Show only lines that include "Hadımköy".
+++ Input
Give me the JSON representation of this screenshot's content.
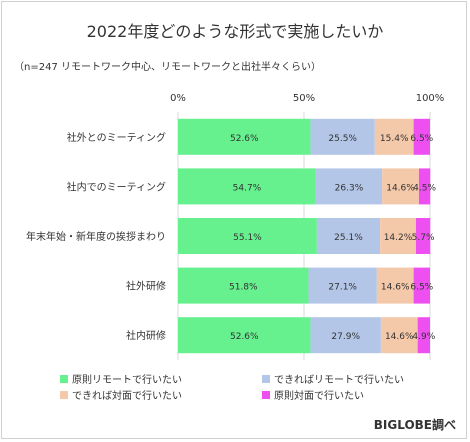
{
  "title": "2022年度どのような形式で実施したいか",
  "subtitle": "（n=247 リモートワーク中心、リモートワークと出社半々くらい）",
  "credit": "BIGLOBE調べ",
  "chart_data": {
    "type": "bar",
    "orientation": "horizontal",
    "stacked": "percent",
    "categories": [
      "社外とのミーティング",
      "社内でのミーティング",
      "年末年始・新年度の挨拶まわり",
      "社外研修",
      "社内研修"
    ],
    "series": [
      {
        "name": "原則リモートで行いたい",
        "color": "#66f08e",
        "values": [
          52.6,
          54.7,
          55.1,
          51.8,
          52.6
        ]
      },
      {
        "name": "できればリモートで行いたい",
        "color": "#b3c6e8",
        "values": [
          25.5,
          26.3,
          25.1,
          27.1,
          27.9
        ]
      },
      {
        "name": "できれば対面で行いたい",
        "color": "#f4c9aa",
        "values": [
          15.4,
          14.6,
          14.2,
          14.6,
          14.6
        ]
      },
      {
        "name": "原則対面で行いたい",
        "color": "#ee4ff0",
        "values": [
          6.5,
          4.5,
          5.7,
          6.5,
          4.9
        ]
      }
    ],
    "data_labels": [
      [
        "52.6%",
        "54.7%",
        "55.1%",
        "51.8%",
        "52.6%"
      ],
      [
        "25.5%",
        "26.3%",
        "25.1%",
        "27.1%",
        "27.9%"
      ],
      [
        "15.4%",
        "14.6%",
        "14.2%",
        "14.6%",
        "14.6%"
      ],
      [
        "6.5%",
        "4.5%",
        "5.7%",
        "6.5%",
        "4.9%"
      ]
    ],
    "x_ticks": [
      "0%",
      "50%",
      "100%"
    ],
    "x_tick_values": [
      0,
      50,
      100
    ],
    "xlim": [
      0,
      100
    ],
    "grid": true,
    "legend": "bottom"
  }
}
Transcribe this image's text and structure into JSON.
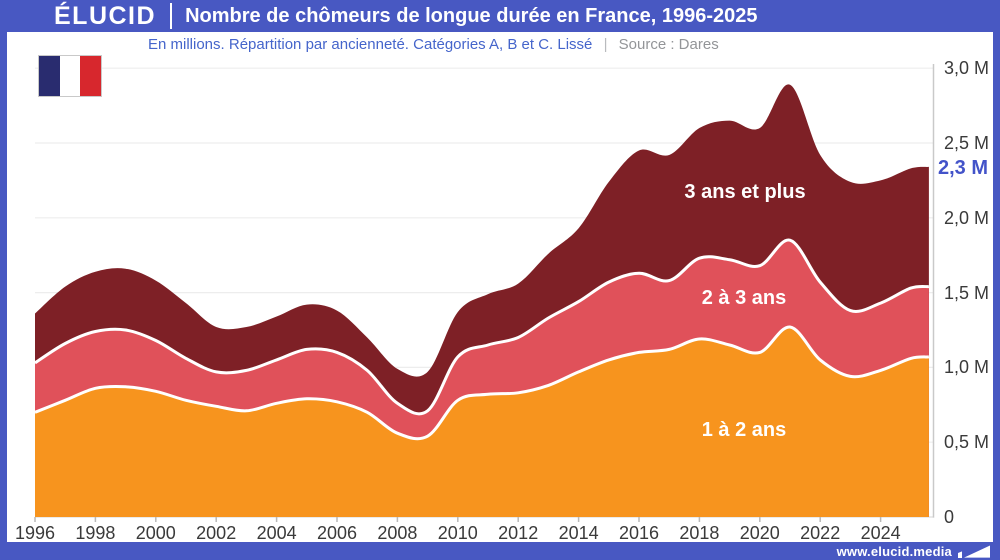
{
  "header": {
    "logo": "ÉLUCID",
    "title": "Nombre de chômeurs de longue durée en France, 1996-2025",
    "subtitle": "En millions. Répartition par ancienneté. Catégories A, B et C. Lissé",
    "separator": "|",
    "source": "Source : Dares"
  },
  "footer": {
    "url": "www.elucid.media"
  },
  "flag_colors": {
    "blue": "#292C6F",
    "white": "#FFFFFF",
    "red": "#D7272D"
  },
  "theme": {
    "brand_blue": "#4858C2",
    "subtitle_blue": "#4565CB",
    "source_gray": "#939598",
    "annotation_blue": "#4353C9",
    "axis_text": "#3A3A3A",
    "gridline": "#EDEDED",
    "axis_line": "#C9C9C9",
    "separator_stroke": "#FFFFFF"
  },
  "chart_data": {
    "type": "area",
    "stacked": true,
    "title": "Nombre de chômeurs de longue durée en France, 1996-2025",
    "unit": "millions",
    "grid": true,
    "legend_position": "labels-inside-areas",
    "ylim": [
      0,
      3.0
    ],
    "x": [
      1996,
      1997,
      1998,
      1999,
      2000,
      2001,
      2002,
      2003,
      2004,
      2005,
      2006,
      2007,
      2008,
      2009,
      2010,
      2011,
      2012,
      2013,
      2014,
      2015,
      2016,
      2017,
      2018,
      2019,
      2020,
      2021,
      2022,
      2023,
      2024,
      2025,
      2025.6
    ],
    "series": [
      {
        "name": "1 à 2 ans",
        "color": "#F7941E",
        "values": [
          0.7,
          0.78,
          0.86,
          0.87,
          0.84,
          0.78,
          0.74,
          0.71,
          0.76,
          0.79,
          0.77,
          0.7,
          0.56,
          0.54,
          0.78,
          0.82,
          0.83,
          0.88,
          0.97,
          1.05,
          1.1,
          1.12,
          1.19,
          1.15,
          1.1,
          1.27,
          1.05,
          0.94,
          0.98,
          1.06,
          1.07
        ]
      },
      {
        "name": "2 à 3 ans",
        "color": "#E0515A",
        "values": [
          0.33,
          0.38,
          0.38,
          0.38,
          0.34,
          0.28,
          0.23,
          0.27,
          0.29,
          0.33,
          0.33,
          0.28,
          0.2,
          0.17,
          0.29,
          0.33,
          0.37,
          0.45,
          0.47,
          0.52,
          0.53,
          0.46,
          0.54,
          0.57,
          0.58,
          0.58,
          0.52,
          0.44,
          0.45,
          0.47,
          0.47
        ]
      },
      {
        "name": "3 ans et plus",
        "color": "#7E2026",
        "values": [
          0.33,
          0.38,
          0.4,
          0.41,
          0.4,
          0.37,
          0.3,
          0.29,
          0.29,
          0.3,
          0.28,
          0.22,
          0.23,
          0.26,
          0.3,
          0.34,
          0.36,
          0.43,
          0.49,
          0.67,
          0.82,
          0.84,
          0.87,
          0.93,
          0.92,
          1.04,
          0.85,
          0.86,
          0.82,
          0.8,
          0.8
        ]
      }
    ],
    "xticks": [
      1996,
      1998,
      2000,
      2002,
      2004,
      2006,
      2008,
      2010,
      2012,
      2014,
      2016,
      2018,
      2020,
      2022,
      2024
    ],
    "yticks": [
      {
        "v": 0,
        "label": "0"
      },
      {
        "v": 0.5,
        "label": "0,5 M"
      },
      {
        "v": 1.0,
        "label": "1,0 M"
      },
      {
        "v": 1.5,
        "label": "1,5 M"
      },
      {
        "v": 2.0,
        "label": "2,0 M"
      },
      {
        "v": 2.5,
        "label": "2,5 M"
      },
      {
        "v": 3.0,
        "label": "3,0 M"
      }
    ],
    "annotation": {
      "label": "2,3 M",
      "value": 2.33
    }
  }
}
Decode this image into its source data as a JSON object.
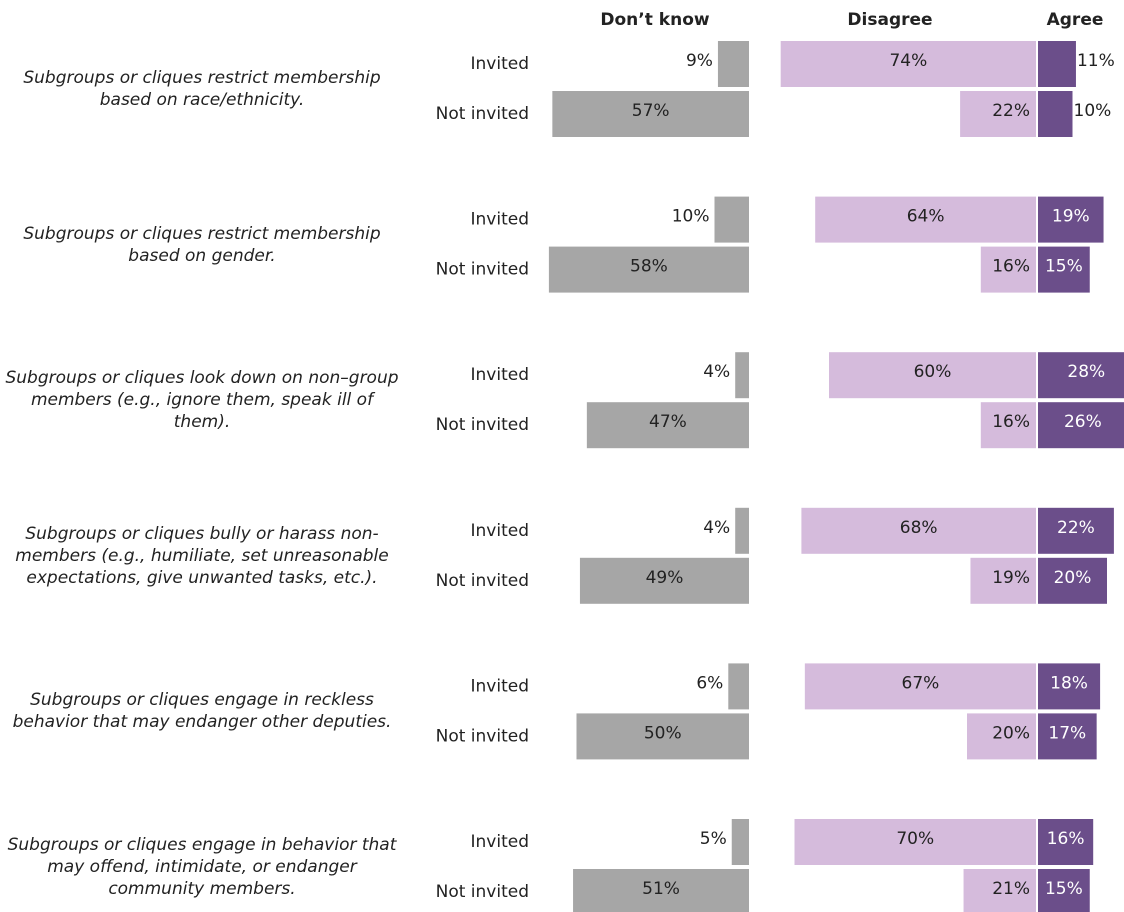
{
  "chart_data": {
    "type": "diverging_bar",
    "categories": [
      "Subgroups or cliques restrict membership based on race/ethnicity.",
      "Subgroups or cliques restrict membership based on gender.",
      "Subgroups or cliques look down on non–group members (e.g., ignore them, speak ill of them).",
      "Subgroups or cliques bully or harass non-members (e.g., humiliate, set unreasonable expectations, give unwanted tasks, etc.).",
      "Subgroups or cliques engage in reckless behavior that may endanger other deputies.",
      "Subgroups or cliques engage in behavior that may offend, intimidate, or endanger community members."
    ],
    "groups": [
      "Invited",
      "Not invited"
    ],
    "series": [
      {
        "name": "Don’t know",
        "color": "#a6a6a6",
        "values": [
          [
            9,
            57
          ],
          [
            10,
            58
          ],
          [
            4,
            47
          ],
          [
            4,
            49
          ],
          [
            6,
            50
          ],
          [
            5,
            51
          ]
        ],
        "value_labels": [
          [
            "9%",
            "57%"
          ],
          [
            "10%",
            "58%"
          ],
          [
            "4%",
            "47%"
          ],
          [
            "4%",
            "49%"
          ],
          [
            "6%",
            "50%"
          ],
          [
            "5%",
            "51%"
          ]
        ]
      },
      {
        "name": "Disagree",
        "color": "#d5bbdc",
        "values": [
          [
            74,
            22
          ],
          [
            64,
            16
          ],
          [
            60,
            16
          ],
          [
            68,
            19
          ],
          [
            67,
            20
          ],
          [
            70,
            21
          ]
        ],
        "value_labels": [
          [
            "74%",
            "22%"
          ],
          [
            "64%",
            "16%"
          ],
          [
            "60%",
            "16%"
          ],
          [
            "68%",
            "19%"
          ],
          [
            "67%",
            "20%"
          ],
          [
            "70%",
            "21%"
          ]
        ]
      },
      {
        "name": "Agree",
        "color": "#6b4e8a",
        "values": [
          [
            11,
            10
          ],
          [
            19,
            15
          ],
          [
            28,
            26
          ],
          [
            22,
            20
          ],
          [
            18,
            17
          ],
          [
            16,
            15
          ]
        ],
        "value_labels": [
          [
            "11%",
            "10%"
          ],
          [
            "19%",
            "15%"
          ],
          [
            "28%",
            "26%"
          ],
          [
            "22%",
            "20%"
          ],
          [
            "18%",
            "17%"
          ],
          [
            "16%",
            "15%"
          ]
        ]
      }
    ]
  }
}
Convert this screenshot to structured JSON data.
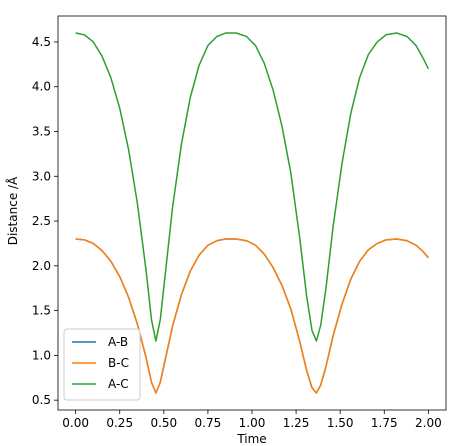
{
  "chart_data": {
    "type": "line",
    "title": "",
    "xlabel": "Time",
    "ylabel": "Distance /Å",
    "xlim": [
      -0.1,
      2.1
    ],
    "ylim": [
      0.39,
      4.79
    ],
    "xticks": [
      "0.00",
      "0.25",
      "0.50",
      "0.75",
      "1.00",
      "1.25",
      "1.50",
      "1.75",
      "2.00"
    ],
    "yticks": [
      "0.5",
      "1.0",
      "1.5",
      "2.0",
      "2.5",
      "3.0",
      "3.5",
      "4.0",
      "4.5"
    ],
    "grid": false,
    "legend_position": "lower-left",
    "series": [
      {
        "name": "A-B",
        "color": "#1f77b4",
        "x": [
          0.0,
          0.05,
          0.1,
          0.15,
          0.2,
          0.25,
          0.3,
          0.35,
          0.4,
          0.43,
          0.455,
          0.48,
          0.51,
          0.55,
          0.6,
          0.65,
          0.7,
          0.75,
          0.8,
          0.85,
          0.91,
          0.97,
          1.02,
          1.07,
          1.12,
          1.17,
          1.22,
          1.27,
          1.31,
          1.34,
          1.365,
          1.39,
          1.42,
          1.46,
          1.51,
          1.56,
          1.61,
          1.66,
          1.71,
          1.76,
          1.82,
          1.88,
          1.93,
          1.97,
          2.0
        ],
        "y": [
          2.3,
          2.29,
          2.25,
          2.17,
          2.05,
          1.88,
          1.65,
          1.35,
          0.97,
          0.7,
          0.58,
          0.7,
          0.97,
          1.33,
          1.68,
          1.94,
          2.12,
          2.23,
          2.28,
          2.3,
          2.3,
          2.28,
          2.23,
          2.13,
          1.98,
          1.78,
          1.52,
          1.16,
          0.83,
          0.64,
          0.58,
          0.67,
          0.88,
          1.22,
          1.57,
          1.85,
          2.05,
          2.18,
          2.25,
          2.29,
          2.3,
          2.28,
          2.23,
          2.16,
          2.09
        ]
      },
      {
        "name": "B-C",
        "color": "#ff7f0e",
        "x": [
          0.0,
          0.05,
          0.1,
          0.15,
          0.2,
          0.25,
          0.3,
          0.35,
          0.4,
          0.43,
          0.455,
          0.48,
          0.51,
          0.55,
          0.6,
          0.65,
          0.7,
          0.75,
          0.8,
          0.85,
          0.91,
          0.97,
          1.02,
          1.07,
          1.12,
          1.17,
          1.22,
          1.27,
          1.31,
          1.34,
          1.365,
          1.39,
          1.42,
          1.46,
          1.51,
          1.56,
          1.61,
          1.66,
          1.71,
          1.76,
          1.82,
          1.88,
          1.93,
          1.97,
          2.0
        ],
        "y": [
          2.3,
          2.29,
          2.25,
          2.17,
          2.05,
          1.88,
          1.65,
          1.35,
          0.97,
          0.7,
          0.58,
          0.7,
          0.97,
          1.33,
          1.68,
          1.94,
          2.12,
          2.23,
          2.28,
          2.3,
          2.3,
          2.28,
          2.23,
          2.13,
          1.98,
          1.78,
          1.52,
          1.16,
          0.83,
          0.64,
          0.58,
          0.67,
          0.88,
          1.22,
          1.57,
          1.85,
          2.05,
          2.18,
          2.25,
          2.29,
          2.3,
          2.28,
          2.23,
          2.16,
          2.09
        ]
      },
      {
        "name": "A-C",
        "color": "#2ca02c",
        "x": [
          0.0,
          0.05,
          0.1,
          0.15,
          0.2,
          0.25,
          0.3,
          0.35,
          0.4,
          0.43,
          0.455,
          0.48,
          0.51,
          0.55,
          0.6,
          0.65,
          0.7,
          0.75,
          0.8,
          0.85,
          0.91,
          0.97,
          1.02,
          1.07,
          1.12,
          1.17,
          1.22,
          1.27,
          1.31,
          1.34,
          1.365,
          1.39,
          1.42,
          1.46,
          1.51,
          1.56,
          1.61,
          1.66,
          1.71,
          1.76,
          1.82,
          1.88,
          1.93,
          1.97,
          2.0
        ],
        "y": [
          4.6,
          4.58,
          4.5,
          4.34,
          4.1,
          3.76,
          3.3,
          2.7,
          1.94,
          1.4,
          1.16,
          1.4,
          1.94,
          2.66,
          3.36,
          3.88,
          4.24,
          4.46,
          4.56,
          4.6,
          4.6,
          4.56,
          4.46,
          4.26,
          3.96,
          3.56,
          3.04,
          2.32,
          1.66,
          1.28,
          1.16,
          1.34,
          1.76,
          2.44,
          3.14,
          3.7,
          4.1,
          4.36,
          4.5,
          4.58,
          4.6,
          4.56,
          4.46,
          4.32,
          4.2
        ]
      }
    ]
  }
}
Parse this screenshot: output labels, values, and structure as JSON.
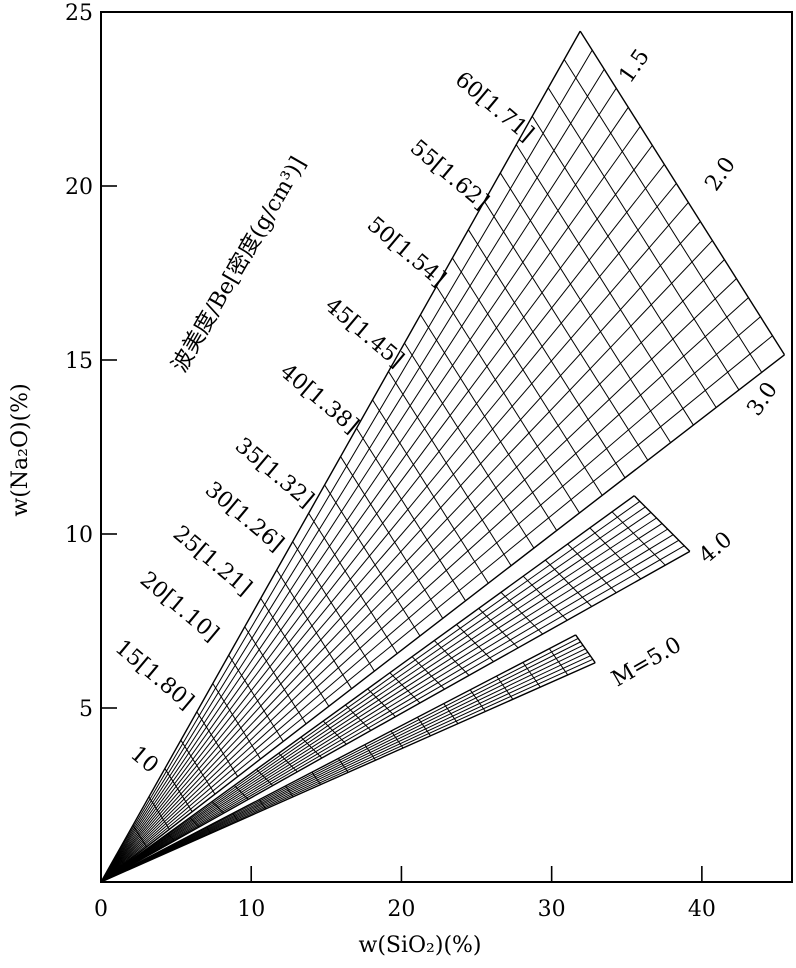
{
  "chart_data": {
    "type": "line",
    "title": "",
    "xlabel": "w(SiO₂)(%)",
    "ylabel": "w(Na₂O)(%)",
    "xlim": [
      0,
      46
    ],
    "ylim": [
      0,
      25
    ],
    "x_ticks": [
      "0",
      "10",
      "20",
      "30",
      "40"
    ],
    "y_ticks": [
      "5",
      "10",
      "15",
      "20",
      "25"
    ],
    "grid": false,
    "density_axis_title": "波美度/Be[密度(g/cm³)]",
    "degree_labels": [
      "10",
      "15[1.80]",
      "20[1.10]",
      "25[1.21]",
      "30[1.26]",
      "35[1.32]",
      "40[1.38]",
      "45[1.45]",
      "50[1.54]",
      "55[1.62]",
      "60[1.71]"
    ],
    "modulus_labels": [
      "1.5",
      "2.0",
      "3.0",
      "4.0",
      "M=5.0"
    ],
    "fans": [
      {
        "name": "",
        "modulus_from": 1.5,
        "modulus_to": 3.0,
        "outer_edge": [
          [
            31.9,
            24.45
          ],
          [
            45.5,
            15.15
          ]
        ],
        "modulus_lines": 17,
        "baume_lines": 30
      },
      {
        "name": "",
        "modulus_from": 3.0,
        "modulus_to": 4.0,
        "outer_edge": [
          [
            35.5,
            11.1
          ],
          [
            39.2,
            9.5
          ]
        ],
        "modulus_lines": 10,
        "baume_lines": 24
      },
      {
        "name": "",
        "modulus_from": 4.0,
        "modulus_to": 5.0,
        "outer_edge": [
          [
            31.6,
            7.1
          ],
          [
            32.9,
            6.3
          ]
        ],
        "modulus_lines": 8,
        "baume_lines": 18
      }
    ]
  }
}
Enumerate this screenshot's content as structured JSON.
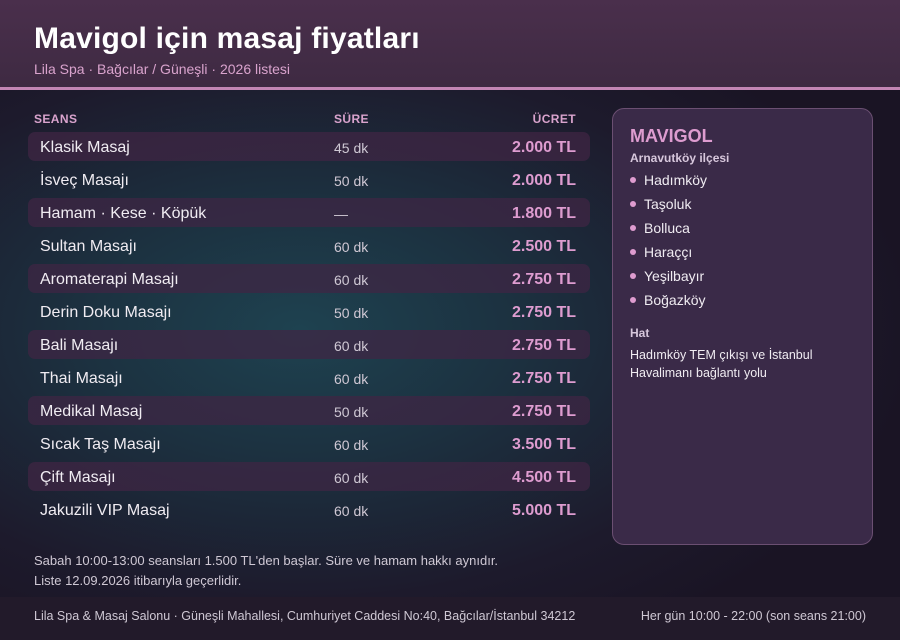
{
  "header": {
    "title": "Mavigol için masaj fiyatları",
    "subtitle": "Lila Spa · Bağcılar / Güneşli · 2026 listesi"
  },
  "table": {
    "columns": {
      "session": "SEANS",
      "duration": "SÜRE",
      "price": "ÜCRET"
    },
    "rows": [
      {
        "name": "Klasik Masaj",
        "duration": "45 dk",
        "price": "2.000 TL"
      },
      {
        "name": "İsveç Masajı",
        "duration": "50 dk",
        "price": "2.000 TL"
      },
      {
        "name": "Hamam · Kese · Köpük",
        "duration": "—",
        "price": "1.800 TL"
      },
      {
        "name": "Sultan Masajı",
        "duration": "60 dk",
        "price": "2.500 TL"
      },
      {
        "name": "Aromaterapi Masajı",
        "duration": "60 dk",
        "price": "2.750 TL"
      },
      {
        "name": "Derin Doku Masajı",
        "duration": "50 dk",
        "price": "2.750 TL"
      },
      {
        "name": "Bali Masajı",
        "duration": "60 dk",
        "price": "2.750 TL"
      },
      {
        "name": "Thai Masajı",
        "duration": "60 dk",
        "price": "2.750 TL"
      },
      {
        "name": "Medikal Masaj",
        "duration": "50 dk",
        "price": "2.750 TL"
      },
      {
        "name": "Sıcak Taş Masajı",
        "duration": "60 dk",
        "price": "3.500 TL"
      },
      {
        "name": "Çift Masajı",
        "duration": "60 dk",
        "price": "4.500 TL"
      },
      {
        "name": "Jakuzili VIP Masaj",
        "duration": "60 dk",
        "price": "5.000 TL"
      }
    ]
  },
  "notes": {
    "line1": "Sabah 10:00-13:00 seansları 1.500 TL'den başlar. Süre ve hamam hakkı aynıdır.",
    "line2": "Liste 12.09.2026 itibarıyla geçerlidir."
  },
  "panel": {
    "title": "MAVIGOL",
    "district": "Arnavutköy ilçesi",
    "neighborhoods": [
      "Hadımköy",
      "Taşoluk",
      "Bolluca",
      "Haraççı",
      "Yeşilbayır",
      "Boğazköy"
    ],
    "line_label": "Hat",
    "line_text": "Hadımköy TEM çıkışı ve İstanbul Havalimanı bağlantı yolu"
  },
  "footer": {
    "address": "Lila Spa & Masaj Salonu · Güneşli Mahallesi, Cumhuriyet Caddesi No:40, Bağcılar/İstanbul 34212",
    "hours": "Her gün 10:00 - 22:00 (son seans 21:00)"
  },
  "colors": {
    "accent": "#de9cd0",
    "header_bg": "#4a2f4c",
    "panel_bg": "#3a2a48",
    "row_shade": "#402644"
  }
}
++++++
- Completed exercise
      "Hadımköy",
    "line_text": "Hadımköy TEM çıkışı ve İstanbul Havalimanı bağlantı yolu"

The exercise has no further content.